## [What the task asks]
From the records below, copy the lines that include "China".

## [Dataset extract]

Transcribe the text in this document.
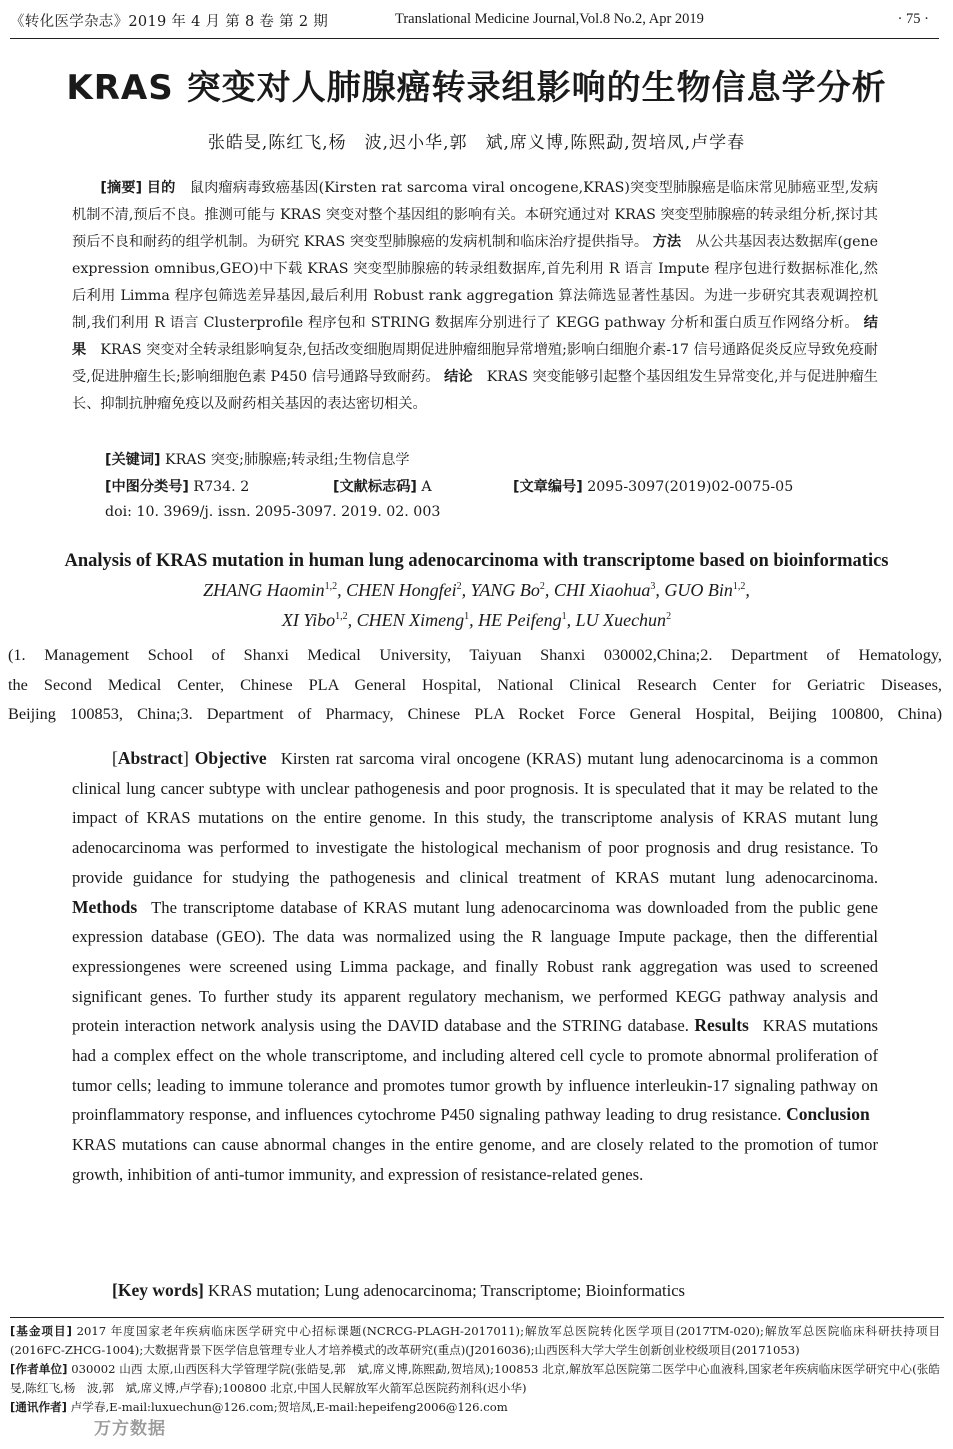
《转化医学杂志》2019 年 4 月 第 8 卷 第 2 期	Translational Medicine Journal,Vol.8 No.2, Apr 2019	· 75 ·
KRAS 突变对人肺腺癌转录组影响的生物信息学分析
张皓旻,陈红飞,杨　波,迟小华,郭　斌,席义博,陈熙勐,贺培凤,卢学春
[摘要] 目的  鼠肉瘤病毒致癌基因(Kirsten rat sarcoma viral oncogene,KRAS)突变型肺腺癌是临床常见肺癌亚型,发病机制不清,预后不良。推测可能与 KRAS 突变对整个基因组的影响有关。本研究通过对 KRAS 突变型肺腺癌的转录组分析,探讨其预后不良和耐药的组学机制。为研究 KRAS 突变型肺腺癌的发病机制和临床治疗提供指导。 方法  从公共基因表达数据库(gene expression omnibus,GEO)中下载 KRAS 突变型肺腺癌的转录组数据库,首先利用 R 语言 Impute 程序包进行数据标准化,然后利用 Limma 程序包筛选差异基因,最后利用 Robust rank aggregation 算法筛选显著性基因。为进一步研究其表观调控机制,我们利用 R 语言 Clusterprofile 程序包和 STRING 数据库分别进行了 KEGG pathway 分析和蛋白质互作网络分析。 结果  KRAS 突变对全转录组影响复杂,包括改变细胞周期促进肿瘤细胞异常增殖;影响白细胞介素-17 信号通路促炎反应导致免疫耐受,促进肿瘤生长;影响细胞色素 P450 信号通路导致耐药。 结论  KRAS 突变能够引起整个基因组发生异常变化,并与促进肿瘤生长、抑制抗肿瘤免疫以及耐药相关基因的表达密切相关。
[关键词] KRAS 突变;肺腺癌;转录组;生物信息学
[中图分类号] R734. 2	[文献标志码] A	[文章编号] 2095-3097(2019)02-0075-05
doi: 10. 3969/j. issn. 2095-3097. 2019. 02. 003
Analysis of KRAS mutation in human lung adenocarcinoma with transcriptome based on bioinformatics
ZHANG Haomin$^{1,2}$, CHEN Hongfei$^2$, YANG Bo$^2$, CHI Xiaohua$^3$, GUO Bin$^{1,2}$,
XI Yibo$^{1,2}$, CHEN Ximeng$^1$, HE Peifeng$^1$, LU Xuechun$^2$
(1. Management School of Shanxi Medical University, Taiyuan Shanxi 030002,China;2. Department of Hematology,
the Second Medical Center, Chinese PLA General Hospital, National Clinical Research Center for Geriatric Diseases,
Beijing 100853, China;3. Department of Pharmacy, Chinese PLA Rocket Force General Hospital, Beijing 100800, China)
[Abstract] Objective  Kirsten rat sarcoma viral oncogene (KRAS) mutant lung adenocarcinoma is a common clinical lung cancer subtype with unclear pathogenesis and poor prognosis. It is speculated that it may be related to the impact of KRAS mutations on the entire genome. In this study, the transcriptome analysis of KRAS mutant lung adenocarcinoma was performed to investigate the histological mechanism of poor prognosis and drug resistance. To provide guidance for studying the pathogenesis and clinical treatment of KRAS mutant lung adenocarcinoma. Methods  The transcriptome database of KRAS mutant lung adenocarcinoma was downloaded from the public gene expression database (GEO). The data was normalized using the R language Impute package, then the differential expressiongenes were screened using Limma package, and finally Robust rank aggregation was used to screened significant genes. To further study its apparent regulatory mechanism, we performed KEGG pathway analysis and protein interaction network analysis using the DAVID database and the STRING database. Results  KRAS mutations had a complex effect on the whole transcriptome, and including altered cell cycle to promote abnormal proliferation of tumor cells; leading to immune tolerance and promotes tumor growth by influence interleukin-17 signaling pathway on proinflammatory response, and influences cytochrome P450 signaling pathway leading to drug resistance. Conclusion  KRAS mutations can cause abnormal changes in the entire genome, and are closely related to the promotion of tumor growth, inhibition of anti-tumor immunity, and expression of resistance-related genes.
[Key words] KRAS mutation; Lung adenocarcinoma; Transcriptome; Bioinformatics
[基金项目] 2017 年度国家老年疾病临床医学研究中心招标课题(NCRCG-PLAGH-2017011);解放军总医院转化医学项目(2017TM-020);解放军总医院临床科研扶持项目(2016FC-ZHCG-1004);大数据背景下医学信息管理专业人才培养模式的改革研究(重点)(J2016036);山西医科大学大学生创新创业校级项目(20171053)
[作者单位] 030002 山西 太原,山西医科大学管理学院(张皓旻,郭　斌,席义博,陈熙勐,贺培凤);100853 北京,解放军总医院第二医学中心血液科,国家老年疾病临床医学研究中心(张皓旻,陈红飞,杨　波,郭　斌,席义博,卢学春);100800 北京,中国人民解放军火箭军总医院药剂科(迟小华)
[通讯作者] 卢学春,E-mail:luxuechun@126.com;贺培凤,E-mail:hepeifeng2006@126.com
万方数据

## [Solved problem]
(1. Management School of Shanxi Medical University, Taiyuan Shanxi 030002,China;2. Department of Hematology,
Beijing 100853, China;3. Department of Pharmacy, Chinese PLA Rocket Force General Hospital, Beijing 100800, China)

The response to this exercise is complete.